## start INPUT DATA
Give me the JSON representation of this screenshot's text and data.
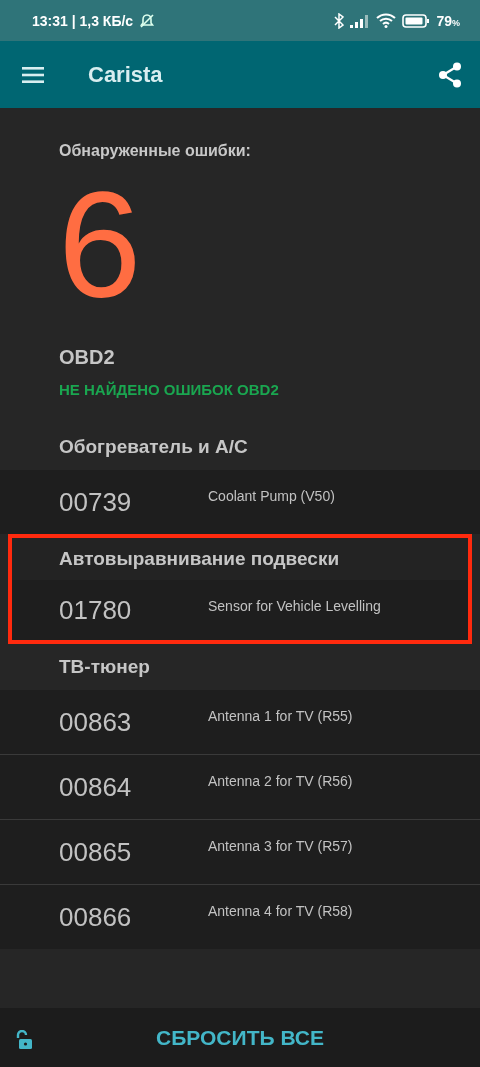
{
  "status_bar": {
    "time": "13:31 | 1,3 КБ/с",
    "battery": "79",
    "battery_unit": "%"
  },
  "app_bar": {
    "title": "Carista"
  },
  "summary": {
    "label": "Обнаруженные ошибки:",
    "count": "6"
  },
  "obd": {
    "title": "OBD2",
    "message": "НЕ НАЙДЕНО ОШИБОК OBD2"
  },
  "sections": [
    {
      "title": "Обогреватель и A/C",
      "highlighted": false,
      "faults": [
        {
          "code": "00739",
          "description": "Coolant Pump (V50)"
        }
      ]
    },
    {
      "title": "Автовыравнивание подвески",
      "highlighted": true,
      "faults": [
        {
          "code": "01780",
          "description": "Sensor for Vehicle Levelling"
        }
      ]
    },
    {
      "title": "ТВ-тюнер",
      "highlighted": false,
      "faults": [
        {
          "code": "00863",
          "description": "Antenna 1 for TV (R55)"
        },
        {
          "code": "00864",
          "description": "Antenna 2 for TV (R56)"
        },
        {
          "code": "00865",
          "description": "Antenna 3 for TV (R57)"
        },
        {
          "code": "00866",
          "description": "Antenna 4 for TV (R58)"
        }
      ]
    }
  ],
  "bottom_bar": {
    "button": "СБРОСИТЬ ВСЕ"
  }
}
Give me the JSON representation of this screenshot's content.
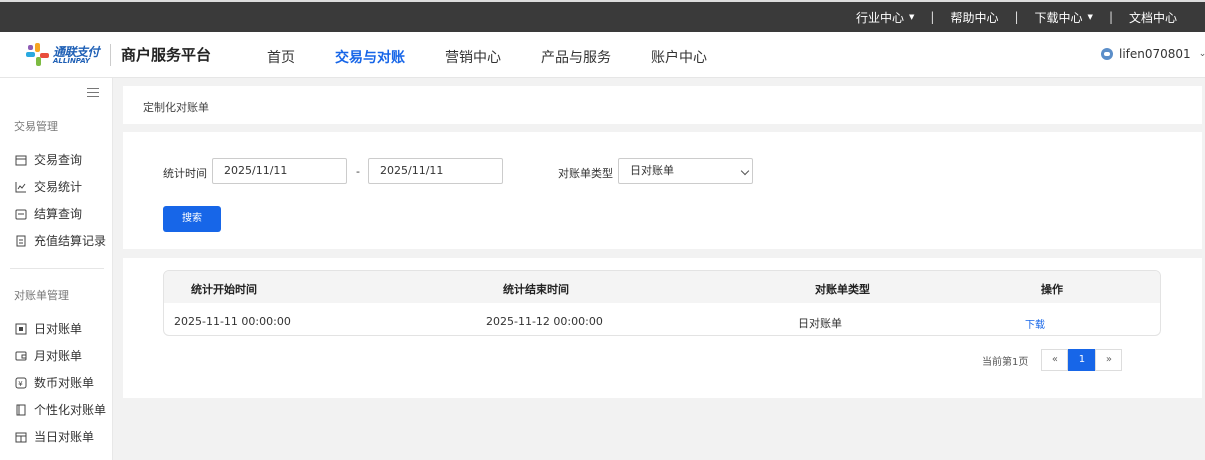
{
  "topbar": {
    "industry": "行业中心",
    "help": "帮助中心",
    "download": "下载中心",
    "docs": "文档中心",
    "separator": "|"
  },
  "header": {
    "logo_cn": "通联支付",
    "logo_en": "ALLINPAY",
    "platform": "商户服务平台",
    "nav": [
      "首页",
      "交易与对账",
      "营销中心",
      "产品与服务",
      "账户中心"
    ],
    "nav_active": "交易与对账",
    "username": "lifen070801"
  },
  "sidebar": {
    "section1": "交易管理",
    "items1": [
      "交易查询",
      "交易统计",
      "结算查询",
      "充值结算记录"
    ],
    "section2": "对账单管理",
    "items2": [
      "日对账单",
      "月对账单",
      "数币对账单",
      "个性化对账单",
      "当日对账单"
    ]
  },
  "breadcrumb": "定制化对账单",
  "filter": {
    "time_label": "统计时间",
    "start_date": "2025/11/11",
    "dash": "-",
    "end_date": "2025/11/11",
    "type_label": "对账单类型",
    "type_value": "日对账单",
    "search_button": "搜索"
  },
  "table": {
    "headers": [
      "统计开始时间",
      "统计结束时间",
      "对账单类型",
      "操作"
    ],
    "rows": [
      {
        "start": "2025-11-11 00:00:00",
        "end": "2025-11-12 00:00:00",
        "type": "日对账单",
        "action": "下载"
      }
    ]
  },
  "pager": {
    "info": "当前第1页",
    "prev": "«",
    "current": "1",
    "next": "»"
  },
  "colors": {
    "accent": "#1766e8",
    "topbar_bg": "#3a3a3a",
    "page_bg": "#f2f2f2"
  }
}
## end INPUT DATA
TASK OBJECTIVE - Report how many lines of the records above contain the word "title", giving only the number.

TASK RESULT - 5